** Start of Source data **

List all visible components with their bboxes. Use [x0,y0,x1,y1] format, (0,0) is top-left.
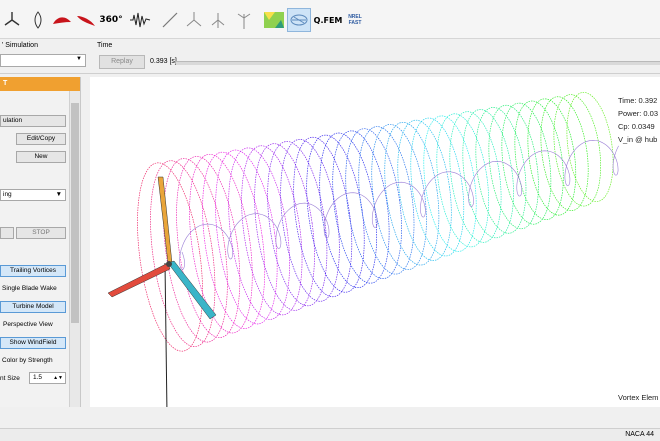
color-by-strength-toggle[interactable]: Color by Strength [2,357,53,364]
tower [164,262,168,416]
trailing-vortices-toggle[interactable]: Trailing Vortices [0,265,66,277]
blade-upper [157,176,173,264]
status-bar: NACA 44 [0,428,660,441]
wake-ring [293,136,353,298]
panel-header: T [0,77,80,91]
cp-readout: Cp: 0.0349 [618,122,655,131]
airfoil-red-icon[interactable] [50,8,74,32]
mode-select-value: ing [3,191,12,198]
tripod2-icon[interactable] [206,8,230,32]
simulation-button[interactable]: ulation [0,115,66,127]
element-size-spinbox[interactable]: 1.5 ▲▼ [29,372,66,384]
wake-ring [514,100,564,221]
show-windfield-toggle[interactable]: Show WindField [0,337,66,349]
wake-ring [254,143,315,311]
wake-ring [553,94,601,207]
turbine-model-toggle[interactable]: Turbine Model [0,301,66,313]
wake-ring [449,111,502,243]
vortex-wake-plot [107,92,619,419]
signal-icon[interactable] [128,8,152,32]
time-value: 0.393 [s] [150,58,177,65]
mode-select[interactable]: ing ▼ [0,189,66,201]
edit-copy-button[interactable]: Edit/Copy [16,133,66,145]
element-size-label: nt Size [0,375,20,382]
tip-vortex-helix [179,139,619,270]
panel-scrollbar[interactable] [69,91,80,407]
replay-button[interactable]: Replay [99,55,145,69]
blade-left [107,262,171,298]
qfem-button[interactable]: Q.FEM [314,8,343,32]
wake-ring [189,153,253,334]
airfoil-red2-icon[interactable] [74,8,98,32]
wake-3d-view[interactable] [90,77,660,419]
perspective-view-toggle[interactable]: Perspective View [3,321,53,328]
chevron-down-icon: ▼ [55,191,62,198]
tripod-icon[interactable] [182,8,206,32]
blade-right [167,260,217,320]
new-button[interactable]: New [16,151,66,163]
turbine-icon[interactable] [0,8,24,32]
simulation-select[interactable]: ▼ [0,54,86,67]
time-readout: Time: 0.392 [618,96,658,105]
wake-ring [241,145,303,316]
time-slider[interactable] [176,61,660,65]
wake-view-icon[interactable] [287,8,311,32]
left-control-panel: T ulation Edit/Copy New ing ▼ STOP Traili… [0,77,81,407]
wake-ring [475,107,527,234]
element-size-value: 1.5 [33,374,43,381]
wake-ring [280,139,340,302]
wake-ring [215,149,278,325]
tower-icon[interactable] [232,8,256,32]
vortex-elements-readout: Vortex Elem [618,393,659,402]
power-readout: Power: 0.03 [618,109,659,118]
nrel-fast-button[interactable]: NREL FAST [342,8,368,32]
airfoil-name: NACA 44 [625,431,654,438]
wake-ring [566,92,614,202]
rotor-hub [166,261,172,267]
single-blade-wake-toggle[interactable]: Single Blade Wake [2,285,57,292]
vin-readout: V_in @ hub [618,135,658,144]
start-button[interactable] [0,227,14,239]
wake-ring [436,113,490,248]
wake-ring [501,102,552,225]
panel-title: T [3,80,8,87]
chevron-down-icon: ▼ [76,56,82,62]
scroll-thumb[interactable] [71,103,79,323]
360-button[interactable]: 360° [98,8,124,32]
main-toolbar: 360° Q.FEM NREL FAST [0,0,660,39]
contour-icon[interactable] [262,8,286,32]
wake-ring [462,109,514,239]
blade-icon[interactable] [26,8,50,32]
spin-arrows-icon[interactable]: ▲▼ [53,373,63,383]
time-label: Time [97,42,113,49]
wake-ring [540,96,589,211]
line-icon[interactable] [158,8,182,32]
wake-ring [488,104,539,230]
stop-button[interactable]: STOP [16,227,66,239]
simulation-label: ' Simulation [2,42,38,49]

** End of Source data **

Problem: Can you return every line of the entries above unchanged, leaving out the pictures?

Exercise solution:
List all visible components with their bboxes. Use [x0,y0,x1,y1] format, (0,0) is top-left.
color-by-strength-toggle[interactable]: Color by Strength [2,357,53,364]
tower [164,262,168,416]
trailing-vortices-toggle[interactable]: Trailing Vortices [0,265,66,277]
blade-upper [157,176,173,264]
status-bar: NACA 44 [0,428,660,441]
wake-ring [293,136,353,298]
panel-header: T [0,77,80,91]
cp-readout: Cp: 0.0349 [618,122,655,131]
airfoil-red-icon[interactable] [50,8,74,32]
mode-select-value: ing [3,191,12,198]
tripod2-icon[interactable] [206,8,230,32]
simulation-button[interactable]: ulation [0,115,66,127]
element-size-spinbox[interactable]: 1.5 ▲▼ [29,372,66,384]
wake-ring [514,100,564,221]
show-windfield-toggle[interactable]: Show WindField [0,337,66,349]
wake-ring [254,143,315,311]
wake-ring [553,94,601,207]
turbine-model-toggle[interactable]: Turbine Model [0,301,66,313]
wake-ring [449,111,502,243]
vortex-wake-plot [107,92,619,419]
signal-icon[interactable] [128,8,152,32]
time-value: 0.393 [s] [150,58,177,65]
mode-select[interactable]: ing ▼ [0,189,66,201]
edit-copy-button[interactable]: Edit/Copy [16,133,66,145]
element-size-label: nt Size [0,375,20,382]
tip-vortex-helix [179,139,619,270]
panel-scrollbar[interactable] [69,91,80,407]
replay-button[interactable]: Replay [99,55,145,69]
blade-left [107,262,171,298]
qfem-button[interactable]: Q.FEM [314,8,343,32]
wake-ring [189,153,253,334]
airfoil-red2-icon[interactable] [74,8,98,32]
wake-3d-view[interactable] [90,77,660,419]
perspective-view-toggle[interactable]: Perspective View [3,321,53,328]
chevron-down-icon: ▼ [55,191,62,198]
tripod-icon[interactable] [182,8,206,32]
blade-right [167,260,217,320]
new-button[interactable]: New [16,151,66,163]
turbine-icon[interactable] [0,8,24,32]
simulation-select[interactable]: ▼ [0,54,86,67]
time-readout: Time: 0.392 [618,96,658,105]
wake-ring [241,145,303,316]
time-slider[interactable] [176,61,660,65]
wake-view-icon[interactable] [287,8,311,32]
left-control-panel: T ulation Edit/Copy New ing ▼ STOP Traili… [0,77,81,407]
wake-ring [475,107,527,234]
element-size-value: 1.5 [33,374,43,381]
wake-ring [280,139,340,302]
wake-ring [215,149,278,325]
tower-icon[interactable] [232,8,256,32]
vortex-elements-readout: Vortex Elem [618,393,659,402]
power-readout: Power: 0.03 [618,109,659,118]
nrel-fast-button[interactable]: NREL FAST [342,8,368,32]
airfoil-name: NACA 44 [625,431,654,438]
wake-ring [566,92,614,202]
rotor-hub [166,261,172,267]
single-blade-wake-toggle[interactable]: Single Blade Wake [2,285,57,292]
vin-readout: V_in @ hub [618,135,658,144]
start-button[interactable] [0,227,14,239]
wake-ring [436,113,490,248]
wake-ring [501,102,552,225]
panel-title: T [3,80,8,87]
chevron-down-icon: ▼ [76,56,82,62]
scroll-thumb[interactable] [71,103,79,323]
360-button[interactable]: 360° [98,8,124,32]
main-toolbar: 360° Q.FEM NREL FAST [0,0,660,39]
contour-icon[interactable] [262,8,286,32]
wake-ring [462,109,514,239]
blade-icon[interactable] [26,8,50,32]
spin-arrows-icon[interactable]: ▲▼ [53,373,63,383]
time-label: Time [97,42,113,49]
wake-ring [540,96,589,211]
line-icon[interactable] [158,8,182,32]
wake-ring [488,104,539,230]
stop-button[interactable]: STOP [16,227,66,239]
simulation-label: ' Simulation [2,42,38,49]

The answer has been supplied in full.